## PROBLEM TO WORK ON
Look through the data below. Collect every line where the word "ending" occurs.

Dataset entries:
=-=-=
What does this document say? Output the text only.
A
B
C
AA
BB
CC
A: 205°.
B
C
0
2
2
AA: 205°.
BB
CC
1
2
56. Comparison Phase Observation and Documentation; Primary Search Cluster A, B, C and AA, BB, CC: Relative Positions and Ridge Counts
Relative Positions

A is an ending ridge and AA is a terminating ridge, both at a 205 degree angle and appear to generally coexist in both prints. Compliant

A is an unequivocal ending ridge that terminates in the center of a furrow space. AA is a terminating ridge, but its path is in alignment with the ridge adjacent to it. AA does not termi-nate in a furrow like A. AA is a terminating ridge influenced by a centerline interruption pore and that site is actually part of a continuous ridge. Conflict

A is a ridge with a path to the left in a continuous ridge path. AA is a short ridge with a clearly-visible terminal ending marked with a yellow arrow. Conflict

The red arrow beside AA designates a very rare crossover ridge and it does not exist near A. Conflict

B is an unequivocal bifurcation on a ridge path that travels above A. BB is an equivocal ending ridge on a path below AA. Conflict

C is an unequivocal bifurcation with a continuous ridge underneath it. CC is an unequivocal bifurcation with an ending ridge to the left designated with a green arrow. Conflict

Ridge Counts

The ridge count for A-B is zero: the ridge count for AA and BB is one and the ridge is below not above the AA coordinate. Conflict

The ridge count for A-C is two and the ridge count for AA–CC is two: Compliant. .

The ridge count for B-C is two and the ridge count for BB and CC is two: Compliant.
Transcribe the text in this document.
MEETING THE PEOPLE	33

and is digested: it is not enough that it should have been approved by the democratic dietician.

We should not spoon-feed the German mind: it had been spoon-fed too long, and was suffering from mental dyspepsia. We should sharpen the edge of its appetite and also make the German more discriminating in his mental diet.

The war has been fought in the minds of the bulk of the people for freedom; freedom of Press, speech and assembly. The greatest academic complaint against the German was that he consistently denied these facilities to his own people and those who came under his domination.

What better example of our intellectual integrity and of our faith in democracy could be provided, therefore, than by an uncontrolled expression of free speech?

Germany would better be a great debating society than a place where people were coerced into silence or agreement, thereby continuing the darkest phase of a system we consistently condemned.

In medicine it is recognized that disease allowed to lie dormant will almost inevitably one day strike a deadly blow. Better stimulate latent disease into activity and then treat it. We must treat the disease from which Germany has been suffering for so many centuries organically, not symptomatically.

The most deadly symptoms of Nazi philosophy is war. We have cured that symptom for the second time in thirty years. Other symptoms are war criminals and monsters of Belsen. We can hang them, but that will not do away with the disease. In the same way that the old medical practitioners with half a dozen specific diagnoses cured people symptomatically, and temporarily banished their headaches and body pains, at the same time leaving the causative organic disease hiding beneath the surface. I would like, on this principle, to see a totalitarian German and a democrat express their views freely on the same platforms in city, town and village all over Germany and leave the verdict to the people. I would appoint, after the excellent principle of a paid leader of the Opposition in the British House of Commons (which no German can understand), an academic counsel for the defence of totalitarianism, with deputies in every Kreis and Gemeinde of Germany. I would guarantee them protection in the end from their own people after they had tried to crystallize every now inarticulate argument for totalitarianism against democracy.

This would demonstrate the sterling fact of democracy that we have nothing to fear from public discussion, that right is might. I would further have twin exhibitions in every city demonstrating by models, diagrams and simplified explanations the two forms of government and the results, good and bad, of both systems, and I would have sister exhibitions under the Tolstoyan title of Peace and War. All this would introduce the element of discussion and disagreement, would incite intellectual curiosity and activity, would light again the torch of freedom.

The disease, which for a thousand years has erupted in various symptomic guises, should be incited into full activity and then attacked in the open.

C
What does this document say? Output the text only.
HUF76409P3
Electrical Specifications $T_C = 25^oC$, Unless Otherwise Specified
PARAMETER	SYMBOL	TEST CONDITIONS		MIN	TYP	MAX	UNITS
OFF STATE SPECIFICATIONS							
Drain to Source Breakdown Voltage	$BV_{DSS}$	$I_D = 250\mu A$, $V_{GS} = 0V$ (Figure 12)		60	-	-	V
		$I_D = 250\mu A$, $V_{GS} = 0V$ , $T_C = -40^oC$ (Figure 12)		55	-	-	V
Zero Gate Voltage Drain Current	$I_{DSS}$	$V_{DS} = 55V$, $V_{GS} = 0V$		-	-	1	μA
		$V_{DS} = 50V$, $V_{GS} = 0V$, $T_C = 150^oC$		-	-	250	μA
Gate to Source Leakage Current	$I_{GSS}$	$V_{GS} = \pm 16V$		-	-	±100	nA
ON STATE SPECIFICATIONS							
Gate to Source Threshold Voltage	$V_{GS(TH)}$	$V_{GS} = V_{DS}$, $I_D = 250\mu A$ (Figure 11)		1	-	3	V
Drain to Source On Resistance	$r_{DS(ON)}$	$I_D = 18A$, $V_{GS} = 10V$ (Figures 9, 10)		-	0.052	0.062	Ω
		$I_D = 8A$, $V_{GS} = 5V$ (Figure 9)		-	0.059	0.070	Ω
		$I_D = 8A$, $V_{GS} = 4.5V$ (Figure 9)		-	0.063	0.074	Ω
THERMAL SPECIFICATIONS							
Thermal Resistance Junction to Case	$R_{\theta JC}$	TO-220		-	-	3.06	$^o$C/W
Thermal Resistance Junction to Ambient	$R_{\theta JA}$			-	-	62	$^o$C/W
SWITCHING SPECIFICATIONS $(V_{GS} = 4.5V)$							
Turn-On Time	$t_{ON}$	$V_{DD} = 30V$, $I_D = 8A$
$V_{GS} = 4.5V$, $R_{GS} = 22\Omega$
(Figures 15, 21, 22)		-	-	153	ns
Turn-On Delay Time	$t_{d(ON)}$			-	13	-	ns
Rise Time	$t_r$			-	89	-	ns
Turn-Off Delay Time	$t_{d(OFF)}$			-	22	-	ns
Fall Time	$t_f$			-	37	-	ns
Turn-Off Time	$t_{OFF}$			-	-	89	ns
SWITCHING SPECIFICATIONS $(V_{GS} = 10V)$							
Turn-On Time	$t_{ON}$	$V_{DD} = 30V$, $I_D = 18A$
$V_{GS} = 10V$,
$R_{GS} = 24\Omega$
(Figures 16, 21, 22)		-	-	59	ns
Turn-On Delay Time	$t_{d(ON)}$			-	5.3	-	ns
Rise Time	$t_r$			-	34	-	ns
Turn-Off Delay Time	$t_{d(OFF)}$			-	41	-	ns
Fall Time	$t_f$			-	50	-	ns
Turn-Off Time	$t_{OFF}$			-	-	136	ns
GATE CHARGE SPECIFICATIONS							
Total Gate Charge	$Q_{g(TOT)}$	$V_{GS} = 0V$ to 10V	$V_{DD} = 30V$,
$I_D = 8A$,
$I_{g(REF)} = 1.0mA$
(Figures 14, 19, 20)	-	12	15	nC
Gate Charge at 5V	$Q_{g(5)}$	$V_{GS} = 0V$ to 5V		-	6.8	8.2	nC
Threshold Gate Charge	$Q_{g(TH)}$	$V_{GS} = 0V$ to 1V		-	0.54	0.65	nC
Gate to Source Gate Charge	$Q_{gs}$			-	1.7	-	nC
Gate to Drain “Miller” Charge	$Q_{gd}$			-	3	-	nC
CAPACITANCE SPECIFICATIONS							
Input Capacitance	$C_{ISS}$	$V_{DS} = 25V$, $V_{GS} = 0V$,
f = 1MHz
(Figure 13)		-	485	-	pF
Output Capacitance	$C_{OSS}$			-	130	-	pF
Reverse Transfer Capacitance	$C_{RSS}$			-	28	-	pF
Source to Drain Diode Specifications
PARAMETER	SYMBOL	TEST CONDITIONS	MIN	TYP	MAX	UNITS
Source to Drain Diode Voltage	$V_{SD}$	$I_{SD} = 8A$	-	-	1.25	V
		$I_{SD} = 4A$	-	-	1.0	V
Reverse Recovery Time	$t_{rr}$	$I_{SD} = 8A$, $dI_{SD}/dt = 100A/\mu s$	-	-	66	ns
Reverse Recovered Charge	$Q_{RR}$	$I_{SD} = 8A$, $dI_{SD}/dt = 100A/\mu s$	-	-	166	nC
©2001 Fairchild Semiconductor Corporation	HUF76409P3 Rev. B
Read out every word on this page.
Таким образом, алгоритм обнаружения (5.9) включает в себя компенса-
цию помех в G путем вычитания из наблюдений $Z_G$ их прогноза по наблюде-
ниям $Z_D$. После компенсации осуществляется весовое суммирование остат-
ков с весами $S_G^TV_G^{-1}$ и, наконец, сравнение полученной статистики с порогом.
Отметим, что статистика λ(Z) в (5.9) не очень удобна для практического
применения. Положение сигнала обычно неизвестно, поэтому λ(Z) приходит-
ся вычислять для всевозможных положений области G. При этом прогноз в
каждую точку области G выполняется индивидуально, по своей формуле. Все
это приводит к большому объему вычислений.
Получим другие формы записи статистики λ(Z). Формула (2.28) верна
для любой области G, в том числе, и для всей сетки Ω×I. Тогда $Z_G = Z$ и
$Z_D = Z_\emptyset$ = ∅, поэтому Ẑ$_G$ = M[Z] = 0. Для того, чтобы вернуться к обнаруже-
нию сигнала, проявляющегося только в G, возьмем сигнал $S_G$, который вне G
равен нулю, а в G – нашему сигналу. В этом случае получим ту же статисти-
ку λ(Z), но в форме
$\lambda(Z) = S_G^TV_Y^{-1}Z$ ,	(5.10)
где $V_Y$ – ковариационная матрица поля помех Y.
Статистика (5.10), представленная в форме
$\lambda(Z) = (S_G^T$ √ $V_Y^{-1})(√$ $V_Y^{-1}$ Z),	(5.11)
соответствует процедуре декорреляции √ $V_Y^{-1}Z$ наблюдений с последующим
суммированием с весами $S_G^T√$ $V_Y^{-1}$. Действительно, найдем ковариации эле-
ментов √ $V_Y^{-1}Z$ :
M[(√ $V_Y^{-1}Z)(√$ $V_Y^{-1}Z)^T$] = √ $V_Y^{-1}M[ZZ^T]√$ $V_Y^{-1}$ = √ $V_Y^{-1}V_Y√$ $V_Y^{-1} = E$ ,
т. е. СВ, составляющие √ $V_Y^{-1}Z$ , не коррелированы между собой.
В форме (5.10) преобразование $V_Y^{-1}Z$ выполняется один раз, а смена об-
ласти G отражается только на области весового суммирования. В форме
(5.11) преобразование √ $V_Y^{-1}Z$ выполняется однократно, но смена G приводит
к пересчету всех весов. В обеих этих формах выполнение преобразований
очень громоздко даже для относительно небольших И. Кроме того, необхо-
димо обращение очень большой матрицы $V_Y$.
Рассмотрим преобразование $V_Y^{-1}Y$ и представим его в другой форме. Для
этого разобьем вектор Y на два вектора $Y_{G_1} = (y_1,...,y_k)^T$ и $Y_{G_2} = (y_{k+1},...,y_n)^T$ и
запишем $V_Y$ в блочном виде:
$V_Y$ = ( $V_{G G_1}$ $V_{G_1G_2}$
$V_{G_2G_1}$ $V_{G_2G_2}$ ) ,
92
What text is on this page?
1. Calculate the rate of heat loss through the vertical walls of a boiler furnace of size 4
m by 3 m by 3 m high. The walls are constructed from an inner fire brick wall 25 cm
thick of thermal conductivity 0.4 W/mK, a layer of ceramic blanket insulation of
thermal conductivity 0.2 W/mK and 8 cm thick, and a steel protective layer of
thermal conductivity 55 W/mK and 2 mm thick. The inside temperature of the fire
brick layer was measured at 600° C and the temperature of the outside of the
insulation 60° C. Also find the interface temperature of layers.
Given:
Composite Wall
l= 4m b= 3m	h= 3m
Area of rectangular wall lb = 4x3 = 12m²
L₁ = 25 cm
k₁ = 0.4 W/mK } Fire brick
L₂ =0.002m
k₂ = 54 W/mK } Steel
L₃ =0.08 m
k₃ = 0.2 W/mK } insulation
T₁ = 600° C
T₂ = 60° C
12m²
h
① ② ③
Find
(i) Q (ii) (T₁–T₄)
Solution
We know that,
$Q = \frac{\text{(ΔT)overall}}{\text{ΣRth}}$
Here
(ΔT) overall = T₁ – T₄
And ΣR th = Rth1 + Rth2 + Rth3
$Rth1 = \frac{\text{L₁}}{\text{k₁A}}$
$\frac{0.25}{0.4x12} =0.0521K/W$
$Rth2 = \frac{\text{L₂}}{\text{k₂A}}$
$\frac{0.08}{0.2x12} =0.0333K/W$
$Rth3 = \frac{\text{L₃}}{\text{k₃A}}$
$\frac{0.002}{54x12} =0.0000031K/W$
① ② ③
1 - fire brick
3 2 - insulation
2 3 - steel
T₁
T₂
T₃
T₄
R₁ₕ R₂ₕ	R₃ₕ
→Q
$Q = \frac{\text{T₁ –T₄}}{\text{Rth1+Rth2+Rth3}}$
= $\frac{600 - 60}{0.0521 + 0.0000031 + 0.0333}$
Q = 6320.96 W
=-=-=
## SOLUTION TO THIS EXERCISE
A is an ending ridge and AA is a terminating ridge, both at a 205 degree angle and appear to generally coexist in both prints. Compliant
A is an unequivocal ending ridge that terminates in the center of a furrow space. AA is a terminating ridge, but its path is in alignment with the ridge adjacent to it. AA does not termi-nate in a furrow like A. AA is a terminating ridge influenced by a centerline interruption pore and that site is actually part of a continuous ridge. Conflict
A is a ridge with a path to the left in a continuous ridge path. AA is a short ridge with a clearly-visible terminal ending marked with a yellow arrow. Conflict
B is an unequivocal bifurcation on a ridge path that travels above A. BB is an equivocal ending ridge on a path below AA. Conflict
C is an unequivocal bifurcation with a continuous ridge underneath it. CC is an unequivocal bifurcation with an ending ridge to the left designated with a green arrow. Conflict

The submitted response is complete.